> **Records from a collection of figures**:

********

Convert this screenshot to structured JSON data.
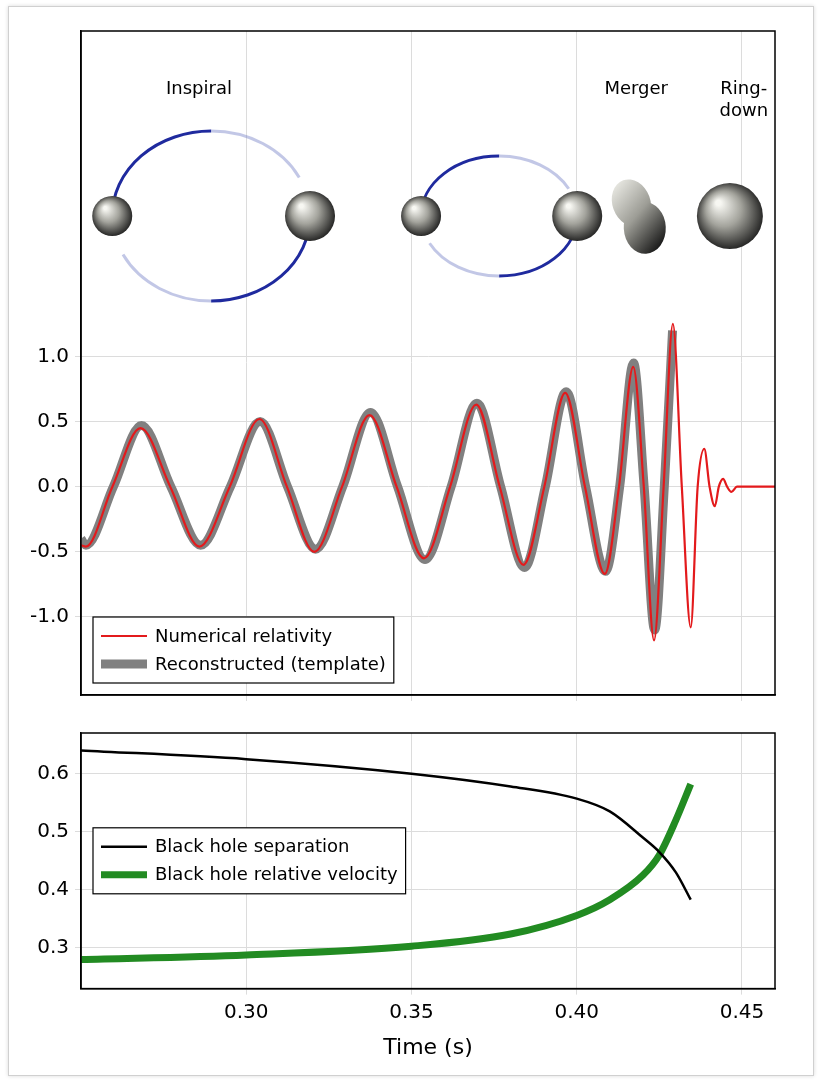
{
  "chart_data": [
    {
      "type": "line",
      "annotations": [
        "Inspiral",
        "Merger",
        "Ring-down"
      ],
      "series": [
        {
          "name": "Numerical relativity",
          "color": "#e31a1c",
          "x": [
            0.25,
            0.2515,
            0.2595,
            0.268,
            0.277,
            0.2858,
            0.295,
            0.304,
            0.3123,
            0.3206,
            0.329,
            0.3373,
            0.3455,
            0.3538,
            0.3617,
            0.3696,
            0.3767,
            0.3839,
            0.3902,
            0.3965,
            0.4025,
            0.4085,
            0.4128,
            0.4171,
            0.4203,
            0.4234,
            0.4263,
            0.4291,
            0.4318,
            0.4345,
            0.4366,
            0.4386,
            0.4402,
            0.4418,
            0.443,
            0.4443,
            0.4455,
            0.4468,
            0.4485,
            0.46
          ],
          "values": [
            -0.45,
            -0.46,
            0,
            0.45,
            0,
            -0.46,
            0,
            0.52,
            0,
            -0.5,
            0,
            0.55,
            0,
            -0.55,
            0,
            0.63,
            0,
            -0.6,
            0,
            0.72,
            0,
            -0.67,
            0,
            0.92,
            0,
            -1.18,
            0,
            1.25,
            0,
            -1.08,
            0,
            0.29,
            0,
            -0.15,
            0,
            0.06,
            0,
            -0.04,
            0,
            0
          ]
        },
        {
          "name": "Reconstructed (template)",
          "color": "#808080",
          "x": [
            0.25,
            0.2515,
            0.2598,
            0.2683,
            0.2772,
            0.2862,
            0.2952,
            0.3042,
            0.3125,
            0.321,
            0.3292,
            0.3376,
            0.3458,
            0.3541,
            0.362,
            0.3698,
            0.377,
            0.3842,
            0.3905,
            0.3968,
            0.4027,
            0.4087,
            0.413,
            0.4172,
            0.4204,
            0.4236,
            0.4265,
            0.429
          ],
          "values": [
            -0.4,
            -0.45,
            0,
            0.47,
            0,
            -0.45,
            0,
            0.5,
            0,
            -0.48,
            0,
            0.57,
            0,
            -0.56,
            0,
            0.64,
            0,
            -0.62,
            0,
            0.73,
            0,
            -0.65,
            0,
            0.95,
            0,
            -1.1,
            0,
            1.2
          ]
        }
      ],
      "xlim": [
        0.25,
        0.46
      ],
      "xticks": [
        {
          "value": 0.3,
          "label": "0.30"
        },
        0.35,
        {
          "value": 0.4,
          "label": "0.40"
        },
        0.45
      ],
      "ylim": [
        -1.6,
        3.5
      ],
      "yticks": [
        {
          "value": -1,
          "label": "-1.0"
        },
        -0.5,
        {
          "value": 0,
          "label": "0.0"
        },
        0.5,
        {
          "value": 1,
          "label": "1.0"
        }
      ],
      "tick_labels": "y",
      "grid": true,
      "legend": "lower left"
    },
    {
      "type": "line",
      "x_label": "Time (s)",
      "series": [
        {
          "name": "Black hole separation",
          "color": "#000000",
          "x": [
            0.25,
            0.3,
            0.35,
            0.38,
            0.4,
            0.41,
            0.42,
            0.425,
            0.43,
            0.4345
          ],
          "values": [
            0.64,
            0.625,
            0.6,
            0.578,
            0.557,
            0.535,
            0.49,
            0.465,
            0.43,
            0.383
          ]
        },
        {
          "name": "Black hole relative velocity",
          "color": "#228b22",
          "x": [
            0.25,
            0.3,
            0.35,
            0.38,
            0.4,
            0.41,
            0.42,
            0.425,
            0.43,
            0.4345
          ],
          "values": [
            0.28,
            0.288,
            0.303,
            0.324,
            0.356,
            0.383,
            0.425,
            0.46,
            0.52,
            0.582
          ]
        }
      ],
      "xlim": [
        0.25,
        0.46
      ],
      "xticks": [
        {
          "value": 0.3,
          "label": "0.30"
        },
        0.35,
        {
          "value": 0.4,
          "label": "0.40"
        },
        0.45
      ],
      "ylim": [
        0.23,
        0.67
      ],
      "yticks": [
        0.3,
        0.4,
        0.5,
        0.6
      ],
      "grid": true,
      "legend": "center left"
    }
  ]
}
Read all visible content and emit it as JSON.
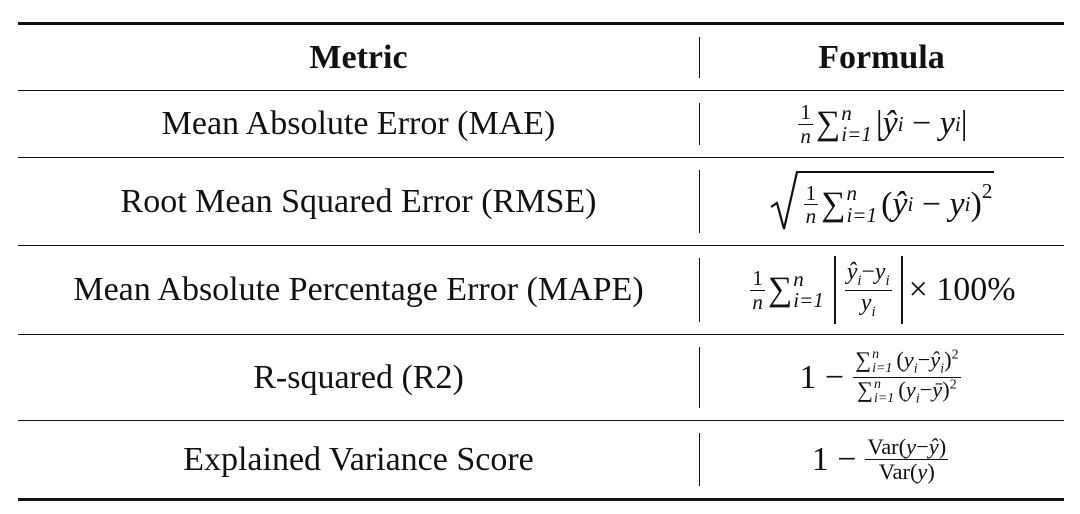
{
  "table": {
    "header": [
      "Metric",
      "Formula"
    ],
    "rows": [
      {
        "metric": "Mean Absolute Error (MAE)",
        "formula": [
          "1",
          "n",
          "∑",
          "n",
          "i=1",
          "|",
          "ŷ",
          "i",
          "−",
          "y",
          "i",
          "|"
        ]
      },
      {
        "metric": "Root Mean Squared Error (RMSE)",
        "formula": [
          "1",
          "n",
          "∑",
          "n",
          "i=1",
          "(",
          "ŷ",
          "i",
          "−",
          "y",
          "i",
          ")",
          "2"
        ]
      },
      {
        "metric": "Mean Absolute Percentage Error (MAPE)",
        "formula": [
          "1",
          "n",
          "∑",
          "n",
          "i=1",
          "ŷ",
          "i",
          "−",
          "y",
          "i",
          "y",
          "i",
          "× 100%"
        ]
      },
      {
        "metric": "R-squared (R2)",
        "formula": [
          "1 −",
          "∑",
          "n",
          "i=1",
          "(",
          "y",
          "i",
          "−",
          "ŷ",
          "i",
          ")",
          "2",
          "∑",
          "n",
          "i=1",
          "(",
          "y",
          "i",
          "−",
          "ȳ",
          ")",
          "2"
        ]
      },
      {
        "metric": "Explained Variance Score",
        "formula": [
          "1 −",
          "Var(",
          "y",
          "−",
          "ŷ",
          ")",
          "Var(",
          "y",
          ")"
        ]
      }
    ]
  }
}
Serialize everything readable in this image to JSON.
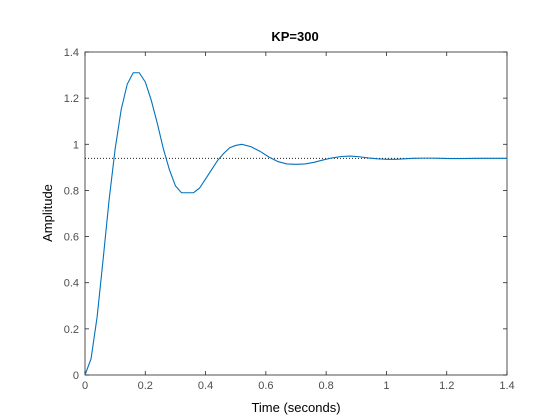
{
  "chart_data": {
    "type": "line",
    "title": "KP=300",
    "xlabel": "Time (seconds)",
    "ylabel": "Amplitude",
    "xlim": [
      0,
      1.4
    ],
    "ylim": [
      0,
      1.4
    ],
    "xticks": [
      "0",
      "0.2",
      "0.4",
      "0.6",
      "0.8",
      "1",
      "1.2",
      "1.4"
    ],
    "yticks": [
      "0",
      "0.2",
      "0.4",
      "0.6",
      "0.8",
      "1",
      "1.2",
      "1.4"
    ],
    "grid": false,
    "legend": "none",
    "series": [
      {
        "color": "#0072bd",
        "x": [
          0.0,
          0.02,
          0.04,
          0.06,
          0.08,
          0.1,
          0.12,
          0.14,
          0.16,
          0.18,
          0.2,
          0.22,
          0.24,
          0.26,
          0.28,
          0.3,
          0.32,
          0.34,
          0.36,
          0.38,
          0.4,
          0.42,
          0.44,
          0.46,
          0.48,
          0.5,
          0.52,
          0.55,
          0.58,
          0.61,
          0.64,
          0.67,
          0.7,
          0.73,
          0.76,
          0.79,
          0.82,
          0.85,
          0.88,
          0.91,
          0.94,
          0.97,
          1.0,
          1.03,
          1.06,
          1.09,
          1.12,
          1.15,
          1.18,
          1.21,
          1.25,
          1.3,
          1.35,
          1.4
        ],
        "y": [
          0.0,
          0.07,
          0.25,
          0.5,
          0.76,
          0.98,
          1.15,
          1.26,
          1.31,
          1.31,
          1.27,
          1.19,
          1.09,
          0.98,
          0.89,
          0.82,
          0.79,
          0.79,
          0.79,
          0.81,
          0.85,
          0.89,
          0.93,
          0.96,
          0.985,
          0.995,
          1.0,
          0.99,
          0.97,
          0.945,
          0.925,
          0.915,
          0.913,
          0.915,
          0.922,
          0.932,
          0.941,
          0.947,
          0.949,
          0.946,
          0.941,
          0.937,
          0.935,
          0.935,
          0.937,
          0.939,
          0.94,
          0.94,
          0.939,
          0.938,
          0.938,
          0.939,
          0.939,
          0.939
        ]
      }
    ],
    "reference_line": {
      "y": 0.939,
      "style": "dotted",
      "color": "#000000"
    }
  }
}
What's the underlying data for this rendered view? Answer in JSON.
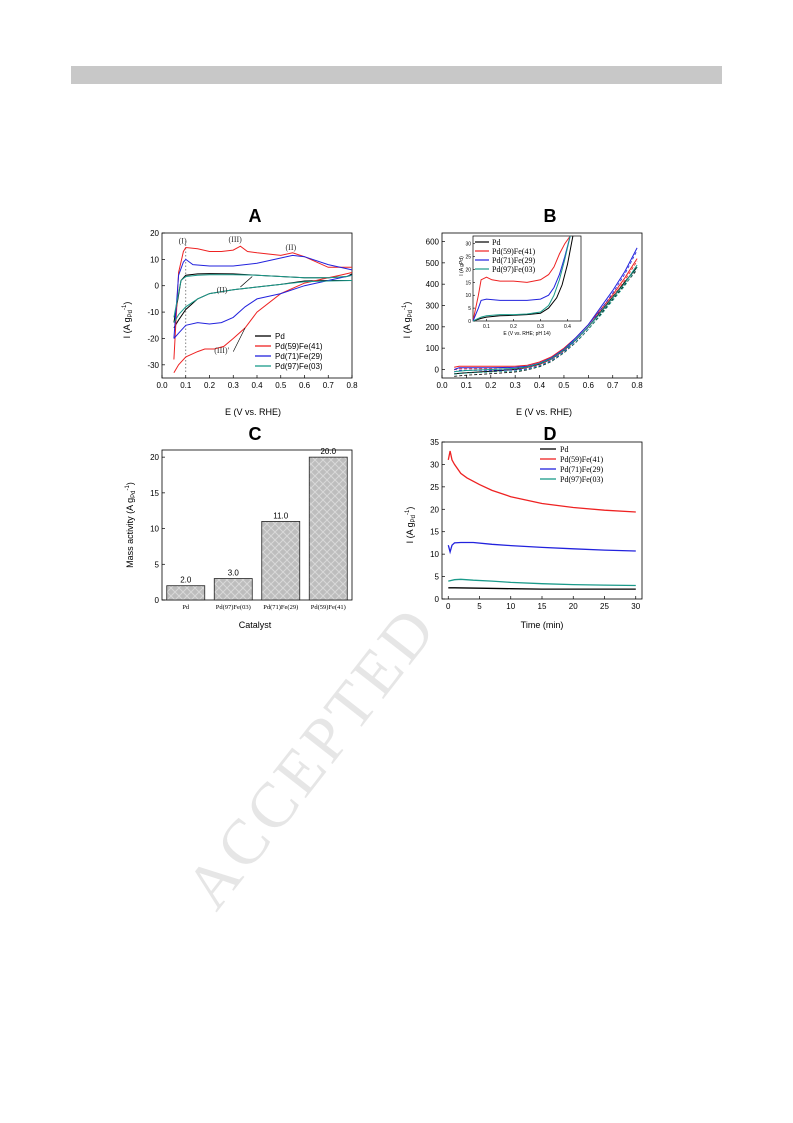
{
  "watermark": "ACCEPTED",
  "charts": {
    "A": {
      "label": "A",
      "xlabel": "E (V vs. RHE)",
      "ylabel": "I (A g",
      "ylabel_sub": "Pd",
      "ylabel_sup": "-1",
      "ylabel_end": ")",
      "xticks": [
        "0.0",
        "0.1",
        "0.2",
        "0.3",
        "0.4",
        "0.5",
        "0.6",
        "0.7",
        "0.8"
      ],
      "yticks": [
        "20",
        "10",
        "0",
        "-10",
        "-20",
        "-30"
      ],
      "legend": [
        "Pd",
        "Pd(59)Fe(41)",
        "Pd(71)Fe(29)",
        "Pd(97)Fe(03)"
      ],
      "annotations": [
        "(I)",
        "(III)",
        "(II)",
        "(II)",
        "(III)'"
      ]
    },
    "B": {
      "label": "B",
      "xlabel": "E (V vs. RHE)",
      "ylabel": "I (A g",
      "ylabel_sub": "Pd",
      "ylabel_sup": "-1",
      "ylabel_end": ")",
      "xticks": [
        "0.0",
        "0.1",
        "0.2",
        "0.3",
        "0.4",
        "0.5",
        "0.6",
        "0.7",
        "0.8"
      ],
      "yticks": [
        "600",
        "500",
        "400",
        "300",
        "200",
        "100",
        "0"
      ],
      "legend": [
        "Pd",
        "Pd(59)Fe(41)",
        "Pd(71)Fe(29)",
        "Pd(97)Fe(03)"
      ],
      "inset_xlabel": "E (V vs. RHE; pH 14)",
      "inset_ylabel": "I (A g",
      "inset_ylabel_sub": "Pd",
      "inset_ylabel_end": ")",
      "inset_xticks": [
        "0.1",
        "0.2",
        "0.3",
        "0.4"
      ],
      "inset_yticks": [
        "30",
        "25",
        "20",
        "15",
        "10",
        "5",
        "0"
      ]
    },
    "C": {
      "label": "C",
      "xlabel": "Catalyst",
      "ylabel": "Mass activity (A g",
      "ylabel_sub": "Pd",
      "ylabel_sup": "-1",
      "ylabel_end": ")",
      "yticks": [
        "0",
        "5",
        "10",
        "15",
        "20"
      ],
      "value_labels": [
        "2.0",
        "3.0",
        "11.0",
        "20.0"
      ]
    },
    "D": {
      "label": "D",
      "xlabel": "Time (min)",
      "ylabel": "I (A g",
      "ylabel_sub": "Pd",
      "ylabel_sup": "-1",
      "ylabel_end": ")",
      "xticks": [
        "0",
        "5",
        "10",
        "15",
        "20",
        "25",
        "30"
      ],
      "yticks": [
        "0",
        "5",
        "10",
        "15",
        "20",
        "25",
        "30",
        "35"
      ],
      "legend": [
        "Pd",
        "Pd(59)Fe(41)",
        "Pd(71)Fe(29)",
        "Pd(97)Fe(03)"
      ]
    }
  },
  "colors": {
    "Pd": "#000000",
    "PdFe41": "#ee2222",
    "PdFe29": "#2222dd",
    "PdFe03": "#1a9a8a",
    "bar": "#b9b9b9"
  },
  "chart_data": [
    {
      "type": "line",
      "panel": "A",
      "xlim": [
        0.0,
        0.8
      ],
      "ylim": [
        -35,
        20
      ],
      "series": [
        {
          "name": "Pd",
          "forward": {
            "x": [
              0.05,
              0.08,
              0.1,
              0.15,
              0.2,
              0.3,
              0.4,
              0.5,
              0.6,
              0.7,
              0.78,
              0.8
            ],
            "y": [
              -14,
              2,
              4,
              4.5,
              4.6,
              4.5,
              4,
              3.5,
              3,
              3,
              3.5,
              4.5
            ]
          },
          "reverse": {
            "x": [
              0.8,
              0.75,
              0.7,
              0.6,
              0.5,
              0.4,
              0.3,
              0.2,
              0.15,
              0.1,
              0.07,
              0.05
            ],
            "y": [
              2,
              2,
              2,
              1.8,
              0.5,
              -0.5,
              -1.5,
              -3,
              -5,
              -9,
              -13,
              -16
            ]
          }
        },
        {
          "name": "Pd(59)Fe(41)",
          "forward": {
            "x": [
              0.05,
              0.07,
              0.09,
              0.1,
              0.15,
              0.2,
              0.25,
              0.3,
              0.33,
              0.36,
              0.4,
              0.5,
              0.55,
              0.6,
              0.7,
              0.75,
              0.8
            ],
            "y": [
              -28,
              5,
              13,
              14.5,
              14,
              13,
              13,
              13.5,
              15,
              13,
              12.5,
              11.5,
              12.5,
              11,
              7,
              7,
              7
            ]
          },
          "reverse": {
            "x": [
              0.8,
              0.75,
              0.7,
              0.6,
              0.5,
              0.4,
              0.35,
              0.3,
              0.26,
              0.22,
              0.18,
              0.15,
              0.1,
              0.07,
              0.05
            ],
            "y": [
              5,
              4,
              3,
              1,
              -3,
              -10,
              -16,
              -20,
              -23,
              -24,
              -24,
              -25,
              -27,
              -30,
              -33
            ]
          }
        },
        {
          "name": "Pd(71)Fe(29)",
          "forward": {
            "x": [
              0.05,
              0.07,
              0.09,
              0.1,
              0.13,
              0.2,
              0.3,
              0.4,
              0.5,
              0.55,
              0.6,
              0.7,
              0.8
            ],
            "y": [
              -20,
              4,
              9,
              10,
              8,
              7.5,
              7.5,
              8.5,
              10.5,
              11.5,
              11,
              8,
              6
            ]
          },
          "reverse": {
            "x": [
              0.8,
              0.7,
              0.6,
              0.5,
              0.45,
              0.4,
              0.35,
              0.3,
              0.25,
              0.2,
              0.15,
              0.1,
              0.07,
              0.05
            ],
            "y": [
              4,
              2,
              0,
              -3,
              -4,
              -5,
              -8,
              -12,
              -14,
              -14.5,
              -14,
              -15,
              -18,
              -20
            ]
          }
        },
        {
          "name": "Pd(97)Fe(03)",
          "forward": {
            "x": [
              0.05,
              0.08,
              0.1,
              0.15,
              0.2,
              0.3,
              0.4,
              0.5,
              0.6,
              0.7,
              0.78,
              0.8
            ],
            "y": [
              -12,
              2,
              3.5,
              4,
              4.2,
              4.2,
              4,
              3.5,
              3,
              3,
              3.5,
              4
            ]
          },
          "reverse": {
            "x": [
              0.8,
              0.7,
              0.6,
              0.5,
              0.4,
              0.3,
              0.2,
              0.15,
              0.1,
              0.07,
              0.05
            ],
            "y": [
              2,
              1.8,
              1.5,
              0.5,
              -0.5,
              -1.5,
              -3,
              -5,
              -8,
              -11,
              -14
            ]
          }
        }
      ]
    },
    {
      "type": "line",
      "panel": "B",
      "xlim": [
        0.0,
        0.8
      ],
      "ylim": [
        -40,
        640
      ],
      "series": [
        {
          "name": "Pd",
          "x": [
            0.05,
            0.1,
            0.2,
            0.3,
            0.35,
            0.4,
            0.45,
            0.5,
            0.55,
            0.6,
            0.65,
            0.7,
            0.75,
            0.8
          ],
          "y": [
            -20,
            -15,
            -8,
            0,
            10,
            25,
            50,
            90,
            140,
            200,
            270,
            340,
            410,
            480
          ]
        },
        {
          "name": "Pd(59)Fe(41)",
          "x": [
            0.05,
            0.07,
            0.1,
            0.2,
            0.3,
            0.35,
            0.4,
            0.45,
            0.5,
            0.55,
            0.6,
            0.65,
            0.7,
            0.75,
            0.8
          ],
          "y": [
            10,
            15,
            15,
            15,
            15,
            20,
            35,
            60,
            100,
            150,
            210,
            280,
            350,
            430,
            520
          ]
        },
        {
          "name": "Pd(71)Fe(29)",
          "x": [
            0.05,
            0.07,
            0.1,
            0.2,
            0.3,
            0.35,
            0.4,
            0.45,
            0.5,
            0.55,
            0.6,
            0.65,
            0.7,
            0.75,
            0.8
          ],
          "y": [
            0,
            8,
            8,
            8,
            10,
            15,
            30,
            55,
            95,
            150,
            210,
            290,
            370,
            460,
            570
          ]
        },
        {
          "name": "Pd(97)Fe(03)",
          "x": [
            0.05,
            0.1,
            0.2,
            0.3,
            0.35,
            0.4,
            0.45,
            0.5,
            0.55,
            0.6,
            0.65,
            0.7,
            0.75,
            0.8
          ],
          "y": [
            -10,
            -5,
            0,
            5,
            12,
            28,
            52,
            92,
            142,
            200,
            265,
            335,
            405,
            490
          ]
        }
      ],
      "inset": {
        "xlim": [
          0.05,
          0.45
        ],
        "ylim": [
          0,
          33
        ],
        "series": [
          {
            "name": "Pd",
            "x": [
              0.05,
              0.08,
              0.1,
              0.15,
              0.2,
              0.25,
              0.3,
              0.33,
              0.36,
              0.38,
              0.4,
              0.42
            ],
            "y": [
              0,
              1,
              1.5,
              2,
              2.2,
              2.5,
              3,
              5,
              9,
              14,
              22,
              33
            ]
          },
          {
            "name": "Pd(59)Fe(41)",
            "x": [
              0.05,
              0.07,
              0.08,
              0.1,
              0.12,
              0.15,
              0.2,
              0.25,
              0.3,
              0.33,
              0.35,
              0.37,
              0.39,
              0.41
            ],
            "y": [
              0,
              10,
              16,
              17,
              16,
              15.5,
              15.5,
              15,
              16,
              18,
              21,
              26,
              30,
              33
            ]
          },
          {
            "name": "Pd(71)Fe(29)",
            "x": [
              0.05,
              0.07,
              0.08,
              0.1,
              0.15,
              0.2,
              0.25,
              0.3,
              0.33,
              0.35,
              0.37,
              0.39,
              0.41
            ],
            "y": [
              0,
              5,
              8,
              8.5,
              8,
              8,
              8,
              8.5,
              10,
              13,
              18,
              25,
              33
            ]
          },
          {
            "name": "Pd(97)Fe(03)",
            "x": [
              0.05,
              0.08,
              0.1,
              0.15,
              0.2,
              0.25,
              0.3,
              0.33,
              0.35,
              0.37,
              0.39,
              0.41
            ],
            "y": [
              0,
              1.5,
              2,
              2.5,
              2.5,
              2.7,
              3.5,
              6,
              10,
              16,
              24,
              33
            ]
          }
        ]
      }
    },
    {
      "type": "bar",
      "panel": "C",
      "categories": [
        "Pd",
        "Pd(97)Fe(03)",
        "Pd(71)Fe(29)",
        "Pd(59)Fe(41)"
      ],
      "values": [
        2.0,
        3.0,
        11.0,
        20.0
      ],
      "ylim": [
        0,
        21
      ]
    },
    {
      "type": "line",
      "panel": "D",
      "xlim": [
        -1,
        31
      ],
      "ylim": [
        0,
        35
      ],
      "series": [
        {
          "name": "Pd",
          "x": [
            0,
            1,
            5,
            10,
            15,
            20,
            25,
            30
          ],
          "y": [
            2.5,
            2.5,
            2.4,
            2.3,
            2.2,
            2.2,
            2.2,
            2.2
          ]
        },
        {
          "name": "Pd(59)Fe(41)",
          "x": [
            0,
            0.3,
            0.6,
            1,
            2,
            3,
            5,
            7,
            10,
            15,
            20,
            25,
            30
          ],
          "y": [
            31,
            33,
            31,
            30,
            28,
            27,
            25.5,
            24.2,
            22.8,
            21.3,
            20.4,
            19.8,
            19.4
          ]
        },
        {
          "name": "Pd(71)Fe(29)",
          "x": [
            0,
            0.3,
            0.6,
            1,
            2,
            4,
            7,
            10,
            15,
            20,
            25,
            30
          ],
          "y": [
            12,
            10.5,
            12,
            12.5,
            12.6,
            12.6,
            12.2,
            11.9,
            11.5,
            11.2,
            10.9,
            10.7
          ]
        },
        {
          "name": "Pd(97)Fe(03)",
          "x": [
            0,
            1,
            2,
            4,
            7,
            10,
            15,
            20,
            25,
            30
          ],
          "y": [
            4,
            4.3,
            4.4,
            4.2,
            4,
            3.7,
            3.4,
            3.2,
            3.1,
            3
          ]
        }
      ]
    }
  ]
}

********

> **What this task involves**: Show the lines of the records that include the string "Black".

> **Answer below**:
          "name": "Black hole separation",
          "name": "Black hole relative velocity",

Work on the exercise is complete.